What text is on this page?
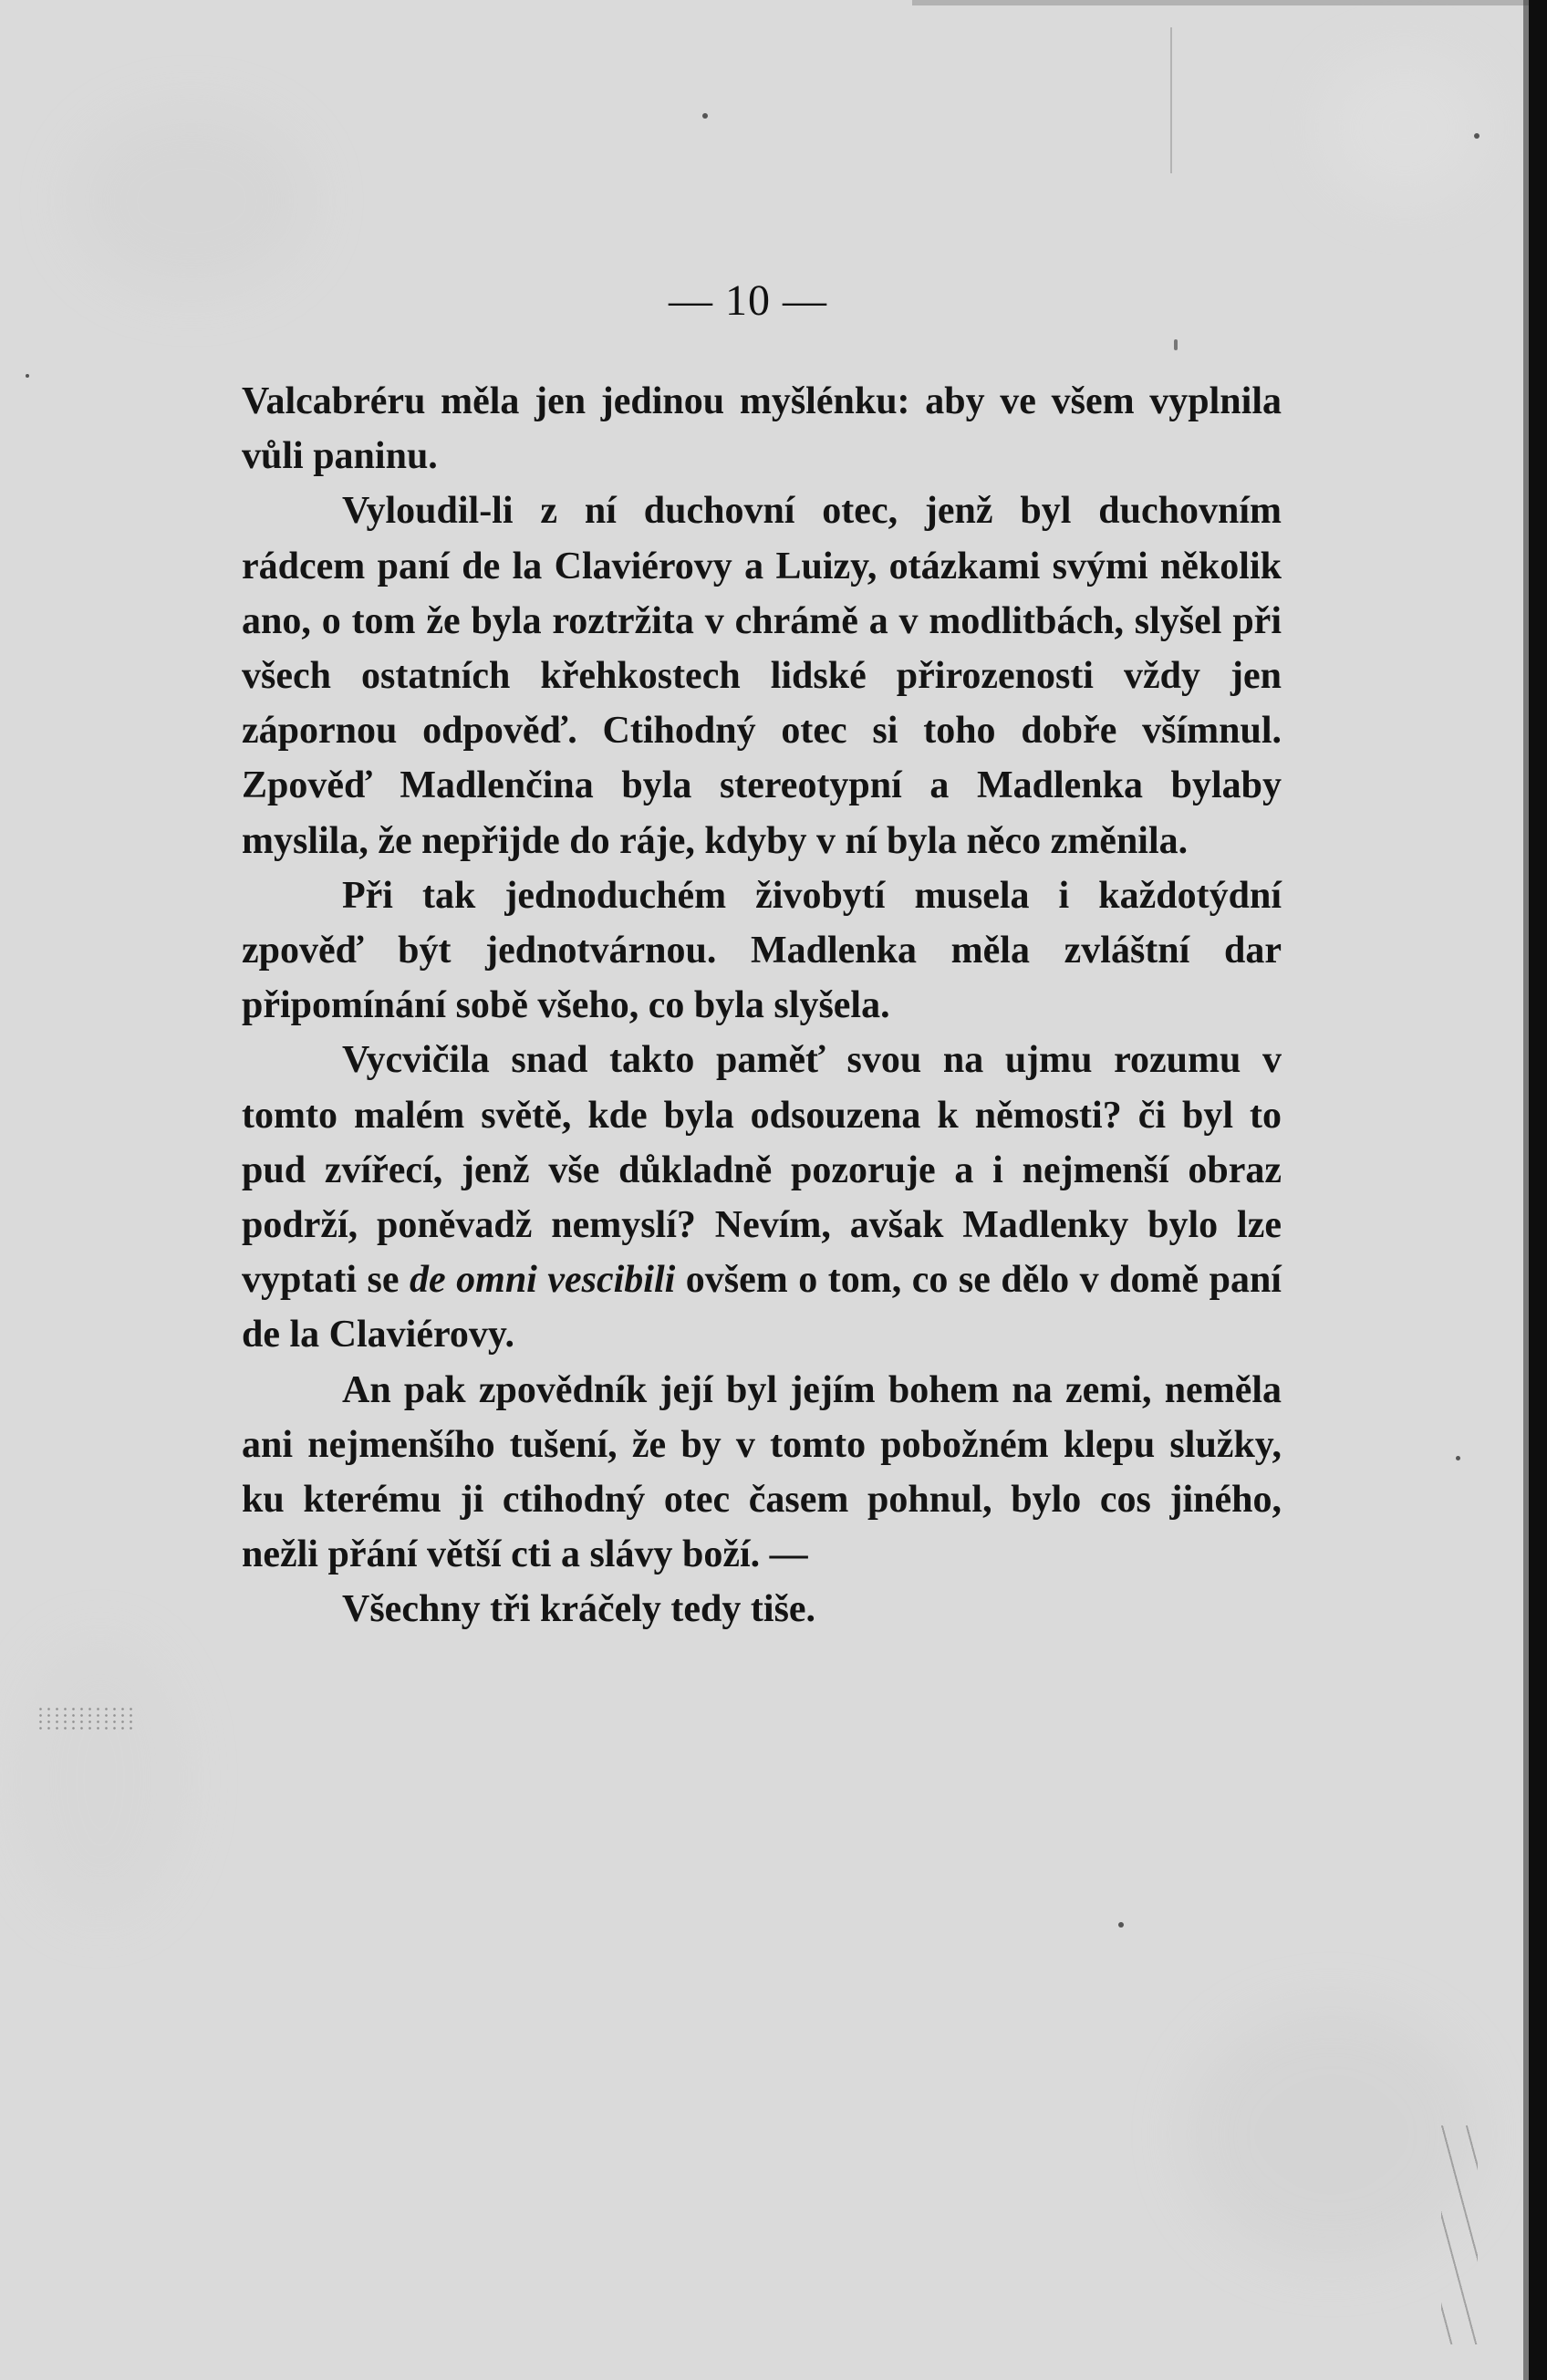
— 10 —

Valcabréru měla jen jedinou myšlénku: aby ve všem vyplnila vůli paninu.

Vyloudil-li z ní duchovní otec, jenž byl duchovním rádcem paní de la Claviérovy a Luizy, otázkami svými několik ano, o tom že byla roztržita v chrámě a v modlitbách, slyšel při všech ostatních křehkostech lidské přirozenosti vždy jen zápornou odpověď. Ctihodný otec si toho dobře všímnul. Zpověď Madlenčina byla stereotypní a Madlenka bylaby myslila, že nepřijde do ráje, kdyby v ní byla něco změnila.

Při tak jednoduchém živobytí musela i každotýdní zpověď být jednotvárnou. Madlenka měla zvláštní dar připomínání sobě všeho, co byla slyšela.

Vycvičila snad takto paměť svou na ujmu rozumu v tomto malém světě, kde byla odsouzena k němosti? či byl to pud zvířecí, jenž vše důkladně pozoruje a i nejmenší obraz podrží, poněvadž nemyslí? Nevím, avšak Madlenky bylo lze vyptati se de omni vescibili ovšem o tom, co se dělo v domě paní de la Claviérovy.

An pak zpovědník její byl jejím bohem na zemi, neměla ani nejmenšího tušení, že by v tomto pobožném klepu služky, ku kterému ji ctihodný otec časem pohnul, bylo cos jiného, nežli přání větší cti a slávy boží. —

Všechny tři kráčely tedy tiše.
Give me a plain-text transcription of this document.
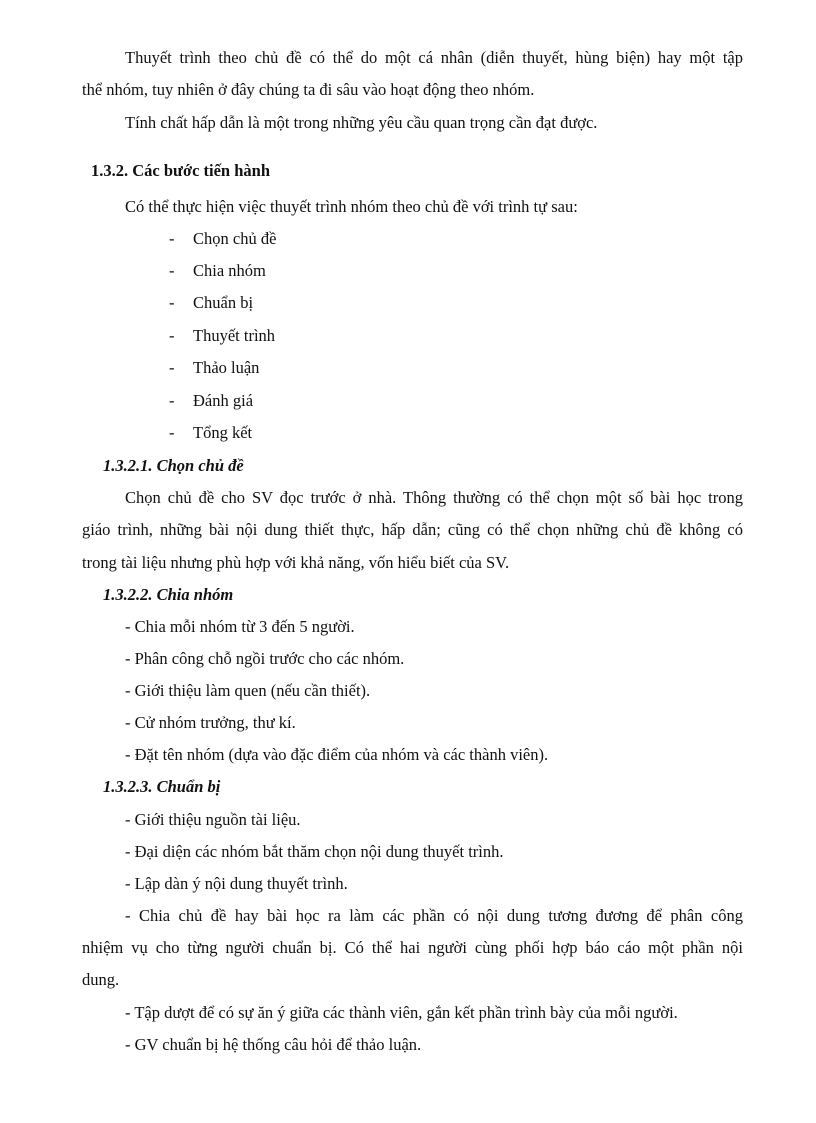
Thuyết trình theo chủ đề có thể do một cá nhân (diễn thuyết, hùng biện) hay một tập
thể nhóm, tuy nhiên ở đây chúng ta đi sâu vào hoạt động theo nhóm.
Tính chất hấp dẫn là một trong những yêu cầu quan trọng cần đạt được.
1.3.2. Các bước tiến hành
Có thể thực hiện việc thuyết trình nhóm theo chủ đề với trình tự sau:
- Chọn chủ đề
- Chia nhóm
- Chuẩn bị
- Thuyết trình
- Thảo luận
- Đánh giá
- Tổng kết
1.3.2.1. Chọn chủ đề
Chọn chủ đề cho SV đọc trước ở nhà. Thông thường có thể chọn một số bài học trong
giáo trình, những bài nội dung thiết thực, hấp dẫn; cũng có thể chọn những chủ đề không có
trong tài liệu nhưng phù hợp với khả năng, vốn hiểu biết của SV.
1.3.2.2. Chia nhóm
- Chia mỗi nhóm từ 3 đến 5 người.
- Phân công chỗ ngồi trước cho các nhóm.
- Giới thiệu làm quen (nếu cần thiết).
- Cử nhóm trưởng, thư kí.
- Đặt tên nhóm (dựa vào đặc điểm của nhóm và các thành viên).
1.3.2.3. Chuẩn bị
- Giới thiệu nguồn tài liệu.
- Đại diện các nhóm bắt thăm chọn nội dung thuyết trình.
- Lập dàn ý nội dung thuyết trình.
- Chia chủ đề hay bài học ra làm các phần có nội dung tương đương để phân công
nhiệm vụ cho từng người chuẩn bị. Có thể hai người cùng phối hợp báo cáo một phần nội
dung.
- Tập dượt để có sự ăn ý giữa các thành viên, gắn kết phần trình bày của mỗi người.
- GV chuẩn bị hệ thống câu hỏi để thảo luận.
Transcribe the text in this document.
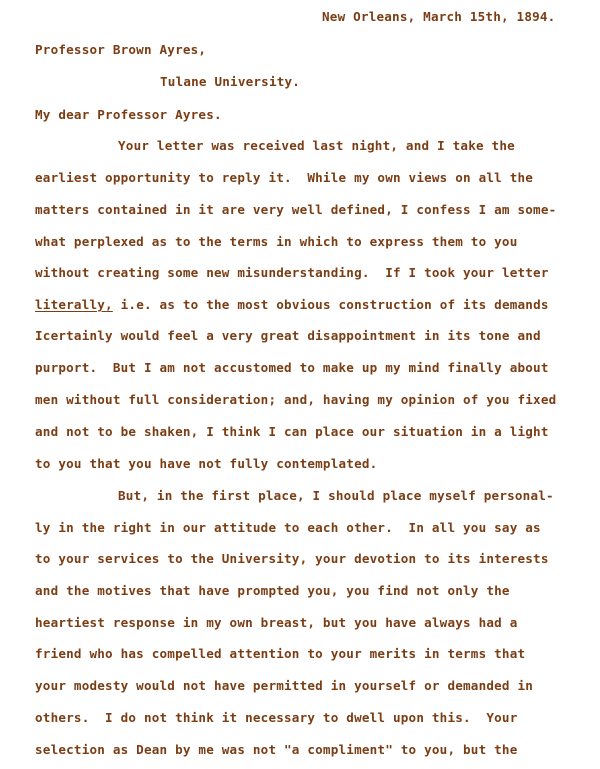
New Orleans, March 15th, 1894.
Professor Brown Ayres,
Tulane University.
My dear Professor Ayres.
Your letter was received last night, and I take the
earliest opportunity to reply it.  While my own views on all the
matters contained in it are very well defined, I confess I am some-
what perplexed as to the terms in which to express them to you
without creating some new misunderstanding.  If I took your letter
literally, i.e. as to the most obvious construction of its demands
Icertainly would feel a very great disappointment in its tone and
purport.  But I am not accustomed to make up my mind finally about
men without full consideration; and, having my opinion of you fixed
and not to be shaken, I think I can place our situation in a light
to you that you have not fully contemplated.
But, in the first place, I should place myself personal-
ly in the right in our attitude to each other.  In all you say as
to your services to the University, your devotion to its interests
and the motives that have prompted you, you find not only the
heartiest response in my own breast, but you have always had a
friend who has compelled attention to your merits in terms that
your modesty would not have permitted in yourself or demanded in
others.  I do not think it necessary to dwell upon this.  Your
selection as Dean by me was not "a compliment" to you, but the
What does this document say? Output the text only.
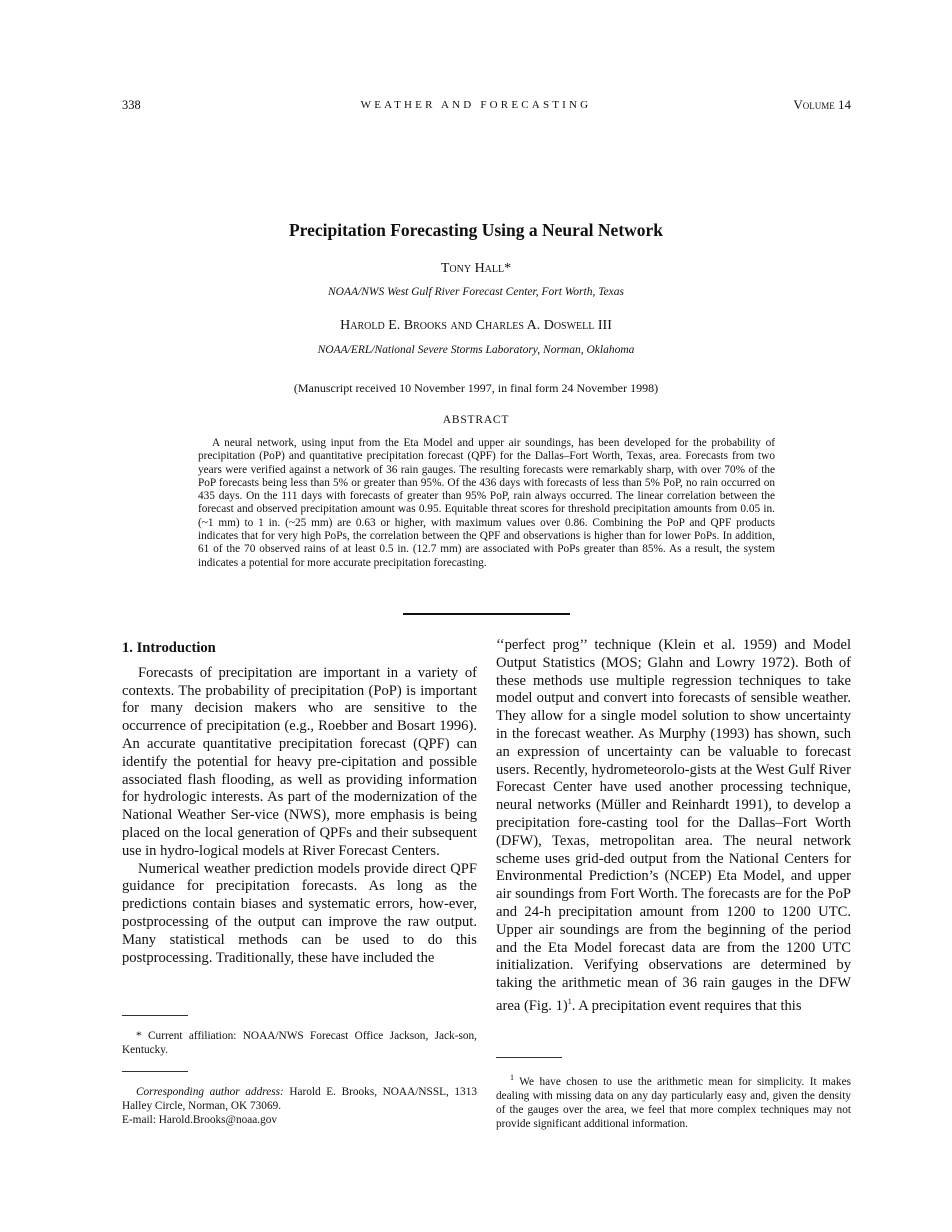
338	WEATHER AND FORECASTING	Volume 14
Precipitation Forecasting Using a Neural Network
Tony Hall*
NOAA/NWS West Gulf River Forecast Center, Fort Worth, Texas
Harold E. Brooks and Charles A. Doswell III
NOAA/ERL/National Severe Storms Laboratory, Norman, Oklahoma
(Manuscript received 10 November 1997, in final form 24 November 1998)
ABSTRACT
A neural network, using input from the Eta Model and upper air soundings, has been developed for the probability of precipitation (PoP) and quantitative precipitation forecast (QPF) for the Dallas–Fort Worth, Texas, area. Forecasts from two years were verified against a network of 36 rain gauges. The resulting forecasts were remarkably sharp, with over 70% of the PoP forecasts being less than 5% or greater than 95%. Of the 436 days with forecasts of less than 5% PoP, no rain occurred on 435 days. On the 111 days with forecasts of greater than 95% PoP, rain always occurred. The linear correlation between the forecast and observed precipitation amount was 0.95. Equitable threat scores for threshold precipitation amounts from 0.05 in. (~1 mm) to 1 in. (~25 mm) are 0.63 or higher, with maximum values over 0.86. Combining the PoP and QPF products indicates that for very high PoPs, the correlation between the QPF and observations is higher than for lower PoPs. In addition, 61 of the 70 observed rains of at least 0.5 in. (12.7 mm) are associated with PoPs greater than 85%. As a result, the system indicates a potential for more accurate precipitation forecasting.
1. Introduction

Forecasts of precipitation are important in a variety of contexts. The probability of precipitation (PoP) is important for many decision makers who are sensitive to the occurrence of precipitation (e.g., Roebber and Bosart 1996). An accurate quantitative precipitation forecast (QPF) can identify the potential for heavy pre-cipitation and possible associated flash flooding, as well as providing information for hydrologic interests. As part of the modernization of the National Weather Ser-vice (NWS), more emphasis is being placed on the local generation of QPFs and their subsequent use in hydro-logical models at River Forecast Centers.

Numerical weather prediction models provide direct QPF guidance for precipitation forecasts. As long as the predictions contain biases and systematic errors, how-ever, postprocessing of the output can improve the raw output. Many statistical methods can be used to do this postprocessing. Traditionally, these have included the

‘‘perfect prog’’ technique (Klein et al. 1959) and Model Output Statistics (MOS; Glahn and Lowry 1972). Both of these methods use multiple regression techniques to take model output and convert into forecasts of sensible weather. They allow for a single model solution to show uncertainty in the forecast weather. As Murphy (1993) has shown, such an expression of uncertainty can be valuable to forecast users. Recently, hydrometeorolo-gists at the West Gulf River Forecast Center have used another processing technique, neural networks (Müller and Reinhardt 1991), to develop a precipitation fore-casting tool for the Dallas–Fort Worth (DFW), Texas, metropolitan area. The neural network scheme uses grid-ded output from the National Centers for Environmental Prediction’s (NCEP) Eta Model, and upper air soundings from Fort Worth. The forecasts are for the PoP and 24-h precipitation amount from 1200 to 1200 UTC. Upper air soundings are from the beginning of the period and the Eta Model forecast data are from the 1200 UTC initialization. Verifying observations are determined by taking the arithmetic mean of 36 rain gauges in the DFW area (Fig. 1)$^1$. A precipitation event requires that this

* Current affiliation: NOAA/NWS Forecast Office Jackson, Jack-son, Kentucky.

Corresponding author address: Harold E. Brooks, NOAA/NSSL, 1313 Halley Circle, Norman, OK 73069.

E-mail: Harold.Brooks@noaa.gov

$^1$ We have chosen to use the arithmetic mean for simplicity. It makes dealing with missing data on any day particularly easy and, given the density of the gauges over the area, we feel that more complex techniques may not provide significant additional information.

---

(TASK STATEMENT) Copy each line of the records above that carries the word "trong".

(WRITTEN REPLY)
Tính chất hấp dẫn là một trong những yêu cầu quan trọng cần đạt được.
Chọn chủ đề cho SV đọc trước ở nhà. Thông thường có thể chọn một số bài học trong
trong tài liệu nhưng phù hợp với khả năng, vốn hiểu biết của SV.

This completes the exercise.